◆ Fuente ◆

2001 La preparación del hombre para acoger la gracia es ya una obra de la gracia. Esta es necesaria para suscitar y sostener nuestra colaboración a la justificación mediante la fe y a la santificación mediante la caridad. Dios completa en nosotros lo que Él mismo comenzó, “porque él, por su acción, comienza haciendo que nosotros queramos; y termina cooperando con nuestra voluntad ya convertida” (San Agustín, De gratia et libero arbitrio, 17, 33):
«Ciertamente nosotros trabajamos también, pero no hacemos más que trabajar con Dios que trabaja. Porque su misericordia se nos adelantó para que fuésemos curados; nos sigue todavía para que, una vez sanados, seamos vivificados; se nos adelanta para que seamos llamados, nos sigue para que seamos glorificados; se nos adelanta para que vivamos según la piedad, nos sigue para que vivamos por siempre con Dios, pues sin él no podemos hacer nada» (San Agustín, De natura et gratia, 31, 35).
2002 La libre iniciativa de Dios exige la respuesta libre del hombre, porque Dios creó al hombre a su imagen concediéndole, con la libertad, el poder de conocerle y amarle. El alma sólo libremente entra en la comunión del amor. Dios toca inmediatamente y mueve directamente el corazón del hombre. Puso en el hombre una aspiración a la verdad y al bien que sólo Él puede colmar. Las promesas de la “vida eterna” responden, por encima de toda esperanza, a esta aspiración:
«Si tú descansaste el día séptimo, al término de todas tus obras muy buenas, fue para decirnos por la voz de tu libro que al término de nuestras obras, “que son muy buenas” por el hecho de que eres tú quien nos las ha dado, también nosotros en el sábado de la vida eterna descansaremos en ti» (San Agustín,Confessiones, 13, 36, 51).

◆ Listado extraído ◆

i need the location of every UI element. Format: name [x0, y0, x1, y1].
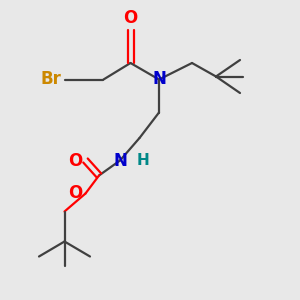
Text: N: N [113, 152, 127, 169]
Text: O: O [68, 152, 83, 169]
Text: O: O [68, 184, 83, 202]
Text: H: H [136, 153, 149, 168]
Text: Br: Br [40, 70, 61, 88]
Text: N: N [152, 70, 166, 88]
Text: O: O [123, 9, 138, 27]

◆ Acciones por realizar ◆
• 1. Transcribe el fragmento del texto sobre la gracia que empieza con "2002 La libre" y continúa hasta "13, 36, 51).".
• 2. Según el texto sobre la gracia, ¿qué puso Dios en el hombre que sólo Él puede colmar?

◆ Respuestas escritas ◆
• 1.
2002 La libre iniciativa de Dios exige la respuesta libre del hombre, porque Dios creó al hombre a su imagen concediéndole, con la libertad, el poder de conocerle y amarle. El alma sólo libremente entra en la comunión del amor. Dios toca inmediatamente y mueve directamente el corazón del hombre. Puso en el hombre una aspiración a la verdad y al bien que sólo Él puede colmar. Las promesas de la “vida eterna” responden, por encima de toda esperanza, a esta aspiración:
«Si tú descansaste el día séptimo, al término de todas tus obras muy buenas, fue para decirnos por la voz de tu libro que al término de nuestras obras, “que son muy buenas” por el hecho de que eres tú quien nos las ha dado, también nosotros en el sábado de la vida eterna descansaremos en ti» (San Agustín,Confessiones, 13, 36, 51).

• 2. Una aspiración a la verdad y al bien.